EXERCISE INPUTS:
<<<<
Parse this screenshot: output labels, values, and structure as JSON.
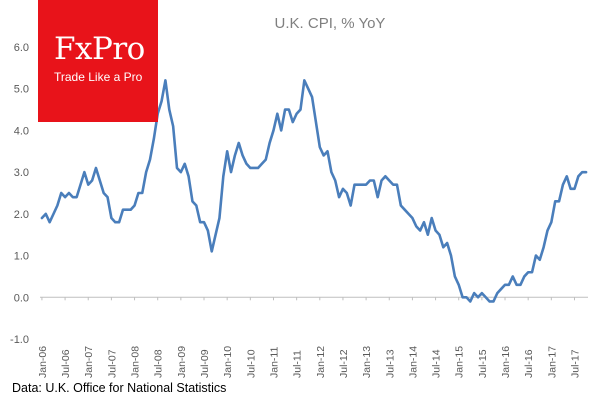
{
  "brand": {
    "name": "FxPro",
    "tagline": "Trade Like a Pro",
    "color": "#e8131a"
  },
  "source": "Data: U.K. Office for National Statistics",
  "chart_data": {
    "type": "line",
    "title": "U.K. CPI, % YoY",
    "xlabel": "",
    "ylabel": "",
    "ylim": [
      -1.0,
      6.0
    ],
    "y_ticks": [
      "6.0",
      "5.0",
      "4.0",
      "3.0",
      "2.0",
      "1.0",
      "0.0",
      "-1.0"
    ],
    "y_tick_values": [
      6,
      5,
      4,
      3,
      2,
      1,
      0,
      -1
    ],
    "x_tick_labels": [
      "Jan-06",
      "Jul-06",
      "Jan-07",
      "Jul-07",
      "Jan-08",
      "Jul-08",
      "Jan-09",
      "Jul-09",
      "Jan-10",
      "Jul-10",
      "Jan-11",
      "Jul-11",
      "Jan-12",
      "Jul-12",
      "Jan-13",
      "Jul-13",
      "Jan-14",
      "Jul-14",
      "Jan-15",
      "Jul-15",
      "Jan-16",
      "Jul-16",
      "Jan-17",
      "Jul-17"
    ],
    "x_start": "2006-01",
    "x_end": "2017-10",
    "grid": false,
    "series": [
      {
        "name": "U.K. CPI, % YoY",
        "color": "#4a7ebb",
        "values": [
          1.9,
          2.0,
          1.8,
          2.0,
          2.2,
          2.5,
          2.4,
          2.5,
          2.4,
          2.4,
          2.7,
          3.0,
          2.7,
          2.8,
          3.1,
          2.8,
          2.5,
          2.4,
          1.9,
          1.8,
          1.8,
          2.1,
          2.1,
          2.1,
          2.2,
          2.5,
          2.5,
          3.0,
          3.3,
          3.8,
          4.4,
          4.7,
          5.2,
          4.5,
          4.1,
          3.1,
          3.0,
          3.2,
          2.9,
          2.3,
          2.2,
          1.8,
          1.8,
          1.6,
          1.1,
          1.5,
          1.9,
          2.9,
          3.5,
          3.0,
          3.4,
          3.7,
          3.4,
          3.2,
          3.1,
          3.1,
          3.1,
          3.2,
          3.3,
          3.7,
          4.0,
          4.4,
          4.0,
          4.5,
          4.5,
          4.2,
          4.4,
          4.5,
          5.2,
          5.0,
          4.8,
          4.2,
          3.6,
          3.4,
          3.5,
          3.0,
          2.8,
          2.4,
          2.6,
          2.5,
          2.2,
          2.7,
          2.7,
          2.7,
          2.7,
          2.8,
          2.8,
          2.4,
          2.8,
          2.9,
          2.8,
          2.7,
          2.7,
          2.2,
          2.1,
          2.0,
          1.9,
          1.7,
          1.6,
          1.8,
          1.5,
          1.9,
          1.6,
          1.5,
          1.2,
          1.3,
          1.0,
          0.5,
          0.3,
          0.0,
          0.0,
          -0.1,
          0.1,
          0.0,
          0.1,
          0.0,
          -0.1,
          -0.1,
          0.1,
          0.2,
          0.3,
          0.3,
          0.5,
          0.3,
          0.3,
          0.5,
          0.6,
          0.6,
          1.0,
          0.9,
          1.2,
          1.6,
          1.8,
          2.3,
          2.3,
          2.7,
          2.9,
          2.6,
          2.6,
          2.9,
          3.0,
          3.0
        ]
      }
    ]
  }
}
>>>>
Using the material above, retype each entry exactly and omit the pictures.

Parse this screenshot: output labels, values, and structure as JSON.
{
  "brand": {
    "name": "FxPro",
    "tagline": "Trade Like a Pro",
    "color": "#e8131a"
  },
  "source": "Data: U.K. Office for National Statistics",
  "chart_data": {
    "type": "line",
    "title": "U.K. CPI, % YoY",
    "xlabel": "",
    "ylabel": "",
    "ylim": [
      -1.0,
      6.0
    ],
    "y_ticks": [
      "6.0",
      "5.0",
      "4.0",
      "3.0",
      "2.0",
      "1.0",
      "0.0",
      "-1.0"
    ],
    "y_tick_values": [
      6,
      5,
      4,
      3,
      2,
      1,
      0,
      -1
    ],
    "x_tick_labels": [
      "Jan-06",
      "Jul-06",
      "Jan-07",
      "Jul-07",
      "Jan-08",
      "Jul-08",
      "Jan-09",
      "Jul-09",
      "Jan-10",
      "Jul-10",
      "Jan-11",
      "Jul-11",
      "Jan-12",
      "Jul-12",
      "Jan-13",
      "Jul-13",
      "Jan-14",
      "Jul-14",
      "Jan-15",
      "Jul-15",
      "Jan-16",
      "Jul-16",
      "Jan-17",
      "Jul-17"
    ],
    "x_start": "2006-01",
    "x_end": "2017-10",
    "grid": false,
    "series": [
      {
        "name": "U.K. CPI, % YoY",
        "color": "#4a7ebb",
        "values": [
          1.9,
          2.0,
          1.8,
          2.0,
          2.2,
          2.5,
          2.4,
          2.5,
          2.4,
          2.4,
          2.7,
          3.0,
          2.7,
          2.8,
          3.1,
          2.8,
          2.5,
          2.4,
          1.9,
          1.8,
          1.8,
          2.1,
          2.1,
          2.1,
          2.2,
          2.5,
          2.5,
          3.0,
          3.3,
          3.8,
          4.4,
          4.7,
          5.2,
          4.5,
          4.1,
          3.1,
          3.0,
          3.2,
          2.9,
          2.3,
          2.2,
          1.8,
          1.8,
          1.6,
          1.1,
          1.5,
          1.9,
          2.9,
          3.5,
          3.0,
          3.4,
          3.7,
          3.4,
          3.2,
          3.1,
          3.1,
          3.1,
          3.2,
          3.3,
          3.7,
          4.0,
          4.4,
          4.0,
          4.5,
          4.5,
          4.2,
          4.4,
          4.5,
          5.2,
          5.0,
          4.8,
          4.2,
          3.6,
          3.4,
          3.5,
          3.0,
          2.8,
          2.4,
          2.6,
          2.5,
          2.2,
          2.7,
          2.7,
          2.7,
          2.7,
          2.8,
          2.8,
          2.4,
          2.8,
          2.9,
          2.8,
          2.7,
          2.7,
          2.2,
          2.1,
          2.0,
          1.9,
          1.7,
          1.6,
          1.8,
          1.5,
          1.9,
          1.6,
          1.5,
          1.2,
          1.3,
          1.0,
          0.5,
          0.3,
          0.0,
          0.0,
          -0.1,
          0.1,
          0.0,
          0.1,
          0.0,
          -0.1,
          -0.1,
          0.1,
          0.2,
          0.3,
          0.3,
          0.5,
          0.3,
          0.3,
          0.5,
          0.6,
          0.6,
          1.0,
          0.9,
          1.2,
          1.6,
          1.8,
          2.3,
          2.3,
          2.7,
          2.9,
          2.6,
          2.6,
          2.9,
          3.0,
          3.0
        ]
      }
    ]
  }
}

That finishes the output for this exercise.